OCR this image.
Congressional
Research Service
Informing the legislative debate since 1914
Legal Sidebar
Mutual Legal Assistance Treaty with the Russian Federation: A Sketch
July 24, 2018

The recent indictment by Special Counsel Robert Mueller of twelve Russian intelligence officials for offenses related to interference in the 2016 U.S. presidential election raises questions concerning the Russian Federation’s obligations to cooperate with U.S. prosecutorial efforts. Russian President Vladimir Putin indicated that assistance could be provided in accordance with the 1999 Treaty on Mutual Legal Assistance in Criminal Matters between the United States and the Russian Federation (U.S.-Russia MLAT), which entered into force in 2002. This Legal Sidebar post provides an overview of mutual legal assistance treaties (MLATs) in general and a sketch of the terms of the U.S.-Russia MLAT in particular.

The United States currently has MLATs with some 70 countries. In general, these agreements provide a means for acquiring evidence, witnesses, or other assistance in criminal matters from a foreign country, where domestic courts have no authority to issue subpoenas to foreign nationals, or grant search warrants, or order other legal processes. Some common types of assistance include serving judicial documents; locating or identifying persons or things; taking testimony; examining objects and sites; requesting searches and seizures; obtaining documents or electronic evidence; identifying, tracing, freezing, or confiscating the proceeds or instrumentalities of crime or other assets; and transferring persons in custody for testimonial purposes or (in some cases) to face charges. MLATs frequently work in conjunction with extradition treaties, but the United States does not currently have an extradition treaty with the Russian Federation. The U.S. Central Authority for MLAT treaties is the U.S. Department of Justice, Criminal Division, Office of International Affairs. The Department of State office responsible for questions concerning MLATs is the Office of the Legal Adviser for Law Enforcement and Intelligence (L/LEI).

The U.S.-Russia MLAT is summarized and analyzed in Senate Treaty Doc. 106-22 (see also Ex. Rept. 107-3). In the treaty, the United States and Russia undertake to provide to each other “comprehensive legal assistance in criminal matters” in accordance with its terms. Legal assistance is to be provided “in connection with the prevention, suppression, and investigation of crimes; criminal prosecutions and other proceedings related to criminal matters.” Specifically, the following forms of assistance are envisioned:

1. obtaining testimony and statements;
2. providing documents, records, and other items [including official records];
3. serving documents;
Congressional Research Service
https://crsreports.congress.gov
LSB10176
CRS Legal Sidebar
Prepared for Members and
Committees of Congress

+ + + + +

■ **SET EXERCISE**
All of the entries above should be written out again exactly.

■ **COMPLETE OUTPUT**
OCR this image.
Congressional
Research Service
Informing the legislative debate since 1914
Legal Sidebar
Mutual Legal Assistance Treaty with the Russian Federation: A Sketch
July 24, 2018

The recent indictment by Special Counsel Robert Mueller of twelve Russian intelligence officials for offenses related to interference in the 2016 U.S. presidential election raises questions concerning the Russian Federation’s obligations to cooperate with U.S. prosecutorial efforts. Russian President Vladimir Putin indicated that assistance could be provided in accordance with the 1999 Treaty on Mutual Legal Assistance in Criminal Matters between the United States and the Russian Federation (U.S.-Russia MLAT), which entered into force in 2002. This Legal Sidebar post provides an overview of mutual legal assistance treaties (MLATs) in general and a sketch of the terms of the U.S.-Russia MLAT in particular.

The United States currently has MLATs with some 70 countries. In general, these agreements provide a means for acquiring evidence, witnesses, or other assistance in criminal matters from a foreign country, where domestic courts have no authority to issue subpoenas to foreign nationals, or grant search warrants, or order other legal processes. Some common types of assistance include serving judicial documents; locating or identifying persons or things; taking testimony; examining objects and sites; requesting searches and seizures; obtaining documents or electronic evidence; identifying, tracing, freezing, or confiscating the proceeds or instrumentalities of crime or other assets; and transferring persons in custody for testimonial purposes or (in some cases) to face charges. MLATs frequently work in conjunction with extradition treaties, but the United States does not currently have an extradition treaty with the Russian Federation. The U.S. Central Authority for MLAT treaties is the U.S. Department of Justice, Criminal Division, Office of International Affairs. The Department of State office responsible for questions concerning MLATs is the Office of the Legal Adviser for Law Enforcement and Intelligence (L/LEI).

The U.S.-Russia MLAT is summarized and analyzed in Senate Treaty Doc. 106-22 (see also Ex. Rept. 107-3). In the treaty, the United States and Russia undertake to provide to each other “comprehensive legal assistance in criminal matters” in accordance with its terms. Legal assistance is to be provided “in connection with the prevention, suppression, and investigation of crimes; criminal prosecutions and other proceedings related to criminal matters.” Specifically, the following forms of assistance are envisioned:

1. obtaining testimony and statements;
2. providing documents, records, and other items [including official records];
3. serving documents;
Congressional Research Service
https://crsreports.congress.gov
LSB10176
CRS Legal Sidebar
Prepared for Members and
Committees of Congress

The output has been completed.